## WHAT TO PRODUCE
Copy every line that contains the string "SOLENOID" from the entries below.

+ + + + + + +

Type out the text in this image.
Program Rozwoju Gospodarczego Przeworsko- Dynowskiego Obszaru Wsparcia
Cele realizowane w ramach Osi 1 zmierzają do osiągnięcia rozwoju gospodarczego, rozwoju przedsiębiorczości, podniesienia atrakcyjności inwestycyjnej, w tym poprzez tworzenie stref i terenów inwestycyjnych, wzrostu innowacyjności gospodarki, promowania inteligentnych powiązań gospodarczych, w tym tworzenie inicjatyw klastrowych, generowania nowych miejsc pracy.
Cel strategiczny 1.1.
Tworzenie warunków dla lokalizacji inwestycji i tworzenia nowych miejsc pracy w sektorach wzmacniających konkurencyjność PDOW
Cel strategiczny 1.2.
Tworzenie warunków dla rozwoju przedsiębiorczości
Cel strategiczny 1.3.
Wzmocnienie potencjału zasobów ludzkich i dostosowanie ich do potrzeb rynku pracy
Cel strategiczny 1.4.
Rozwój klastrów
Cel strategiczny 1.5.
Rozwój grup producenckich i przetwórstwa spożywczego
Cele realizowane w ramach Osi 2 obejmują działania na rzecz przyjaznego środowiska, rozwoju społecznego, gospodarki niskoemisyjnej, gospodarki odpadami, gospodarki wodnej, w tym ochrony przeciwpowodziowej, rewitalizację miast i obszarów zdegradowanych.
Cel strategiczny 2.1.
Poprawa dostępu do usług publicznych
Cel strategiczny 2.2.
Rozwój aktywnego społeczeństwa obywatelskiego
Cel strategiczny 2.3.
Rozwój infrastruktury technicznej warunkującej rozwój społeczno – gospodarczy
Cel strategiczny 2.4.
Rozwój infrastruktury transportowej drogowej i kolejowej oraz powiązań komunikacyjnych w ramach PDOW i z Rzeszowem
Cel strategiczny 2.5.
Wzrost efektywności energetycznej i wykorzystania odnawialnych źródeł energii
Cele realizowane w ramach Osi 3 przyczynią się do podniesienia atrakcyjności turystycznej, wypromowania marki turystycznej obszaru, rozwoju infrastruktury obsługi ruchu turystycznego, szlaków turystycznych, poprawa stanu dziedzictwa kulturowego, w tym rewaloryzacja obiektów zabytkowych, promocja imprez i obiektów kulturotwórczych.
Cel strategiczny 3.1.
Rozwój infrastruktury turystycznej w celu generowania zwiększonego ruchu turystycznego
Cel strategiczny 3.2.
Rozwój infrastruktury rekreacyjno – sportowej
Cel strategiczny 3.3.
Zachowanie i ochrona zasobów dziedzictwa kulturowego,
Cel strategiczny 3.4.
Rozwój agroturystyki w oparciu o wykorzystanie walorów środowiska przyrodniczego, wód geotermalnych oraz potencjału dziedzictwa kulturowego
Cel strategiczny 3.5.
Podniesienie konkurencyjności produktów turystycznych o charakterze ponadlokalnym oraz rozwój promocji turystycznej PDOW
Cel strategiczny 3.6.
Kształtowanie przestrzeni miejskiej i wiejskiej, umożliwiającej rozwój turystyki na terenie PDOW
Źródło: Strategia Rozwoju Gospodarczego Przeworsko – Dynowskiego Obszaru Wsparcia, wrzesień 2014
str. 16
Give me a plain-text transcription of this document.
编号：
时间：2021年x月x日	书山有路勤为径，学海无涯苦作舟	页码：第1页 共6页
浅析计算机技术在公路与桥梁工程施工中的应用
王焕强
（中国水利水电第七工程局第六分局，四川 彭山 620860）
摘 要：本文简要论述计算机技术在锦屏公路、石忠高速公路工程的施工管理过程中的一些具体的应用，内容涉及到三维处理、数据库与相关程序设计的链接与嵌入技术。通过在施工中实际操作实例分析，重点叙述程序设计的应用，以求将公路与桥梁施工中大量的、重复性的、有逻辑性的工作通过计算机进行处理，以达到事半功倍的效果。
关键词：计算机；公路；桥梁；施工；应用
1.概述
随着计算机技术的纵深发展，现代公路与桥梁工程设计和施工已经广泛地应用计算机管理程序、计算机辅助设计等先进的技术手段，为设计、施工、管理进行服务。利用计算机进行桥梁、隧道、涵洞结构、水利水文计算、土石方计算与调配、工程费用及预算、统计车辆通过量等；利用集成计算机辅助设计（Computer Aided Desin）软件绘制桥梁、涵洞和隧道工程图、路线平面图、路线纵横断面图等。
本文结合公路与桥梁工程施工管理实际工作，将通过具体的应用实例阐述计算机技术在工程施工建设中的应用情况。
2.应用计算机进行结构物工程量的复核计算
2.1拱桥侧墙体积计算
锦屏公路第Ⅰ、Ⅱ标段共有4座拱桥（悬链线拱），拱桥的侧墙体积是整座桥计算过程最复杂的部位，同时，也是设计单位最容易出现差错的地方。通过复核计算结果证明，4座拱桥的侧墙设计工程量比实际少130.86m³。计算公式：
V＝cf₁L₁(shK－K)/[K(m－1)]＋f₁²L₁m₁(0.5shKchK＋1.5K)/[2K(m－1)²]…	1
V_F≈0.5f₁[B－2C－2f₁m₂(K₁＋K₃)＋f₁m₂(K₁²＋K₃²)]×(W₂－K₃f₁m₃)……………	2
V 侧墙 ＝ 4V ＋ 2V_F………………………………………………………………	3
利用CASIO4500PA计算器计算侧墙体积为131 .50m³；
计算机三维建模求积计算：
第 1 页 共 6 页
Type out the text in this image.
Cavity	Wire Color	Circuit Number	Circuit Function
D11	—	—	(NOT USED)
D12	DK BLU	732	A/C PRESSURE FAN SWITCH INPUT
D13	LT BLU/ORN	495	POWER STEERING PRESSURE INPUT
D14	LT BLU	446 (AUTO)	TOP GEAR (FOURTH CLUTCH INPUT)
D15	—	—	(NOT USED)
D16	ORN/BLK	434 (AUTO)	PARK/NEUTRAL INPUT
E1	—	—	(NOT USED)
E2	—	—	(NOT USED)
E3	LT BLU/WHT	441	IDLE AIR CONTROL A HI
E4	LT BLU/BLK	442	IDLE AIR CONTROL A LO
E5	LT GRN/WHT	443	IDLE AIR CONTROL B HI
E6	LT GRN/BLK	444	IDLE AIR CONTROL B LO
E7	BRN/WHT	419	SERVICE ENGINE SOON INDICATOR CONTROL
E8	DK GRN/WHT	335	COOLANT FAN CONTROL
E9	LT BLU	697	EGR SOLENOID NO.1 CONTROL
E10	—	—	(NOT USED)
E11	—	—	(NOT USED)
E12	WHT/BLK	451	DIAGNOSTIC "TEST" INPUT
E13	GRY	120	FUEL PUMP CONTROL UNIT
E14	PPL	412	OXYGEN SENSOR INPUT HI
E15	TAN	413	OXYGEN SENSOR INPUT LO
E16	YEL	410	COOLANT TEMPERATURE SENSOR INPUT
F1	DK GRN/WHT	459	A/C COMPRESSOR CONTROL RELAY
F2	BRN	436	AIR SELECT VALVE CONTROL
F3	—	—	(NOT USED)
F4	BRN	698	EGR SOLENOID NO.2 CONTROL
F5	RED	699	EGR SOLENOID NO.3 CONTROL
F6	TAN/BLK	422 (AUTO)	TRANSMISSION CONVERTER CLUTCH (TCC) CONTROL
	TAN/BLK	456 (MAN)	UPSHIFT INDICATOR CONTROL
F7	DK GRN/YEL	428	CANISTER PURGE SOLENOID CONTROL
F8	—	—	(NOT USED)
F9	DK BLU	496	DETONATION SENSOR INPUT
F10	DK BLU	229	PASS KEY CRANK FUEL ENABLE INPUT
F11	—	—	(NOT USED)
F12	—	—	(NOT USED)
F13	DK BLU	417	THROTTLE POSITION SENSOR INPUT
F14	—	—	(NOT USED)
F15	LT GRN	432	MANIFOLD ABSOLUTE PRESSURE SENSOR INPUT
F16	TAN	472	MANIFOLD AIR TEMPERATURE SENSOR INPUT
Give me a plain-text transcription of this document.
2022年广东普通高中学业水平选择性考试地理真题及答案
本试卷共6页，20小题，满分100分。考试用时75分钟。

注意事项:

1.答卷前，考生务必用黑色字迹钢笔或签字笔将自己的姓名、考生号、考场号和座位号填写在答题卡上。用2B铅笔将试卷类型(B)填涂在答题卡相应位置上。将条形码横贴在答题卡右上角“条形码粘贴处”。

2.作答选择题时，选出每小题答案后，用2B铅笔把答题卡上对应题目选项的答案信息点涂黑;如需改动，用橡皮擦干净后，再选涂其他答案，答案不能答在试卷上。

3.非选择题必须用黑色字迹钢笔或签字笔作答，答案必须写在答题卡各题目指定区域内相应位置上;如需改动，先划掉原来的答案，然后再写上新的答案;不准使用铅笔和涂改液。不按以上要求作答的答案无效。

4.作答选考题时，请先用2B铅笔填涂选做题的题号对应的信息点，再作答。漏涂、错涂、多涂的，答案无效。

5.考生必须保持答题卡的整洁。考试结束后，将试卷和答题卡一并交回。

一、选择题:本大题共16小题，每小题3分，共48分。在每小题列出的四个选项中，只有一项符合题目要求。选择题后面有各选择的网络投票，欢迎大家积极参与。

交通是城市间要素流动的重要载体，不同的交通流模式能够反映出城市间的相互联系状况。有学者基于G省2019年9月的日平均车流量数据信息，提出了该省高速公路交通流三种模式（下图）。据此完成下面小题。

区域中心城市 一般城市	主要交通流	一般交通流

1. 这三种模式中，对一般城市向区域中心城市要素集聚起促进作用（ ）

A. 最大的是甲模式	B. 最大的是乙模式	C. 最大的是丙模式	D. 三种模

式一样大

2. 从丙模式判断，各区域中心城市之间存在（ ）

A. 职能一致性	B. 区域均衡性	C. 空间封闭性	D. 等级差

+ + + + + + +

## WRITTEN SOLUTION
E9	LT BLU	697	EGR SOLENOID NO.1 CONTROL
F4	BRN	698	EGR SOLENOID NO.2 CONTROL
F5	RED	699	EGR SOLENOID NO.3 CONTROL
F7	DK GRN/YEL	428	CANISTER PURGE SOLENOID CONTROL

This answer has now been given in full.